• **WRITTEN INSTRUCTION**: Transcribe all of the material exactly, except for its pictures.

— START INPUT MATERIAL —

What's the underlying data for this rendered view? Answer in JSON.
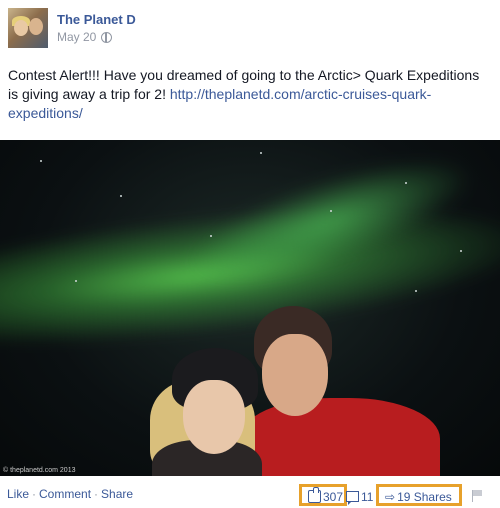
{
  "post": {
    "page_name": "The Planet D",
    "date": "May 20",
    "privacy_icon": "globe-icon",
    "text_before_link": "Contest Alert!!! Have you dreamed of going to the Arctic> Quark Expeditions is giving away a trip for 2! ",
    "link_text": "http://theplanetd.com/arctic-cruises-quark-expeditions/",
    "photo_watermark": "© theplanetd.com 2013"
  },
  "actions": {
    "like": "Like",
    "comment": "Comment",
    "share": "Share",
    "separator": "·"
  },
  "stats": {
    "likes": "307",
    "comments": "11",
    "shares": "19 Shares"
  },
  "colors": {
    "link": "#3b5998",
    "highlight_box": "#e7a12b",
    "meta_gray": "#9197a3"
  }
}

— END INPUT MATERIAL —

• **EXERCISE RESPONSE**:
What's the underlying data for this rendered view? Answer in JSON.
{
  "post": {
    "page_name": "The Planet D",
    "date": "May 20",
    "privacy_icon": "globe-icon",
    "text_before_link": "Contest Alert!!! Have you dreamed of going to the Arctic> Quark Expeditions is giving away a trip for 2! ",
    "link_text": "http://theplanetd.com/arctic-cruises-quark-expeditions/",
    "photo_watermark": "© theplanetd.com 2013"
  },
  "actions": {
    "like": "Like",
    "comment": "Comment",
    "share": "Share",
    "separator": "·"
  },
  "stats": {
    "likes": "307",
    "comments": "11",
    "shares": "19 Shares"
  },
  "colors": {
    "link": "#3b5998",
    "highlight_box": "#e7a12b",
    "meta_gray": "#9197a3"
  }
}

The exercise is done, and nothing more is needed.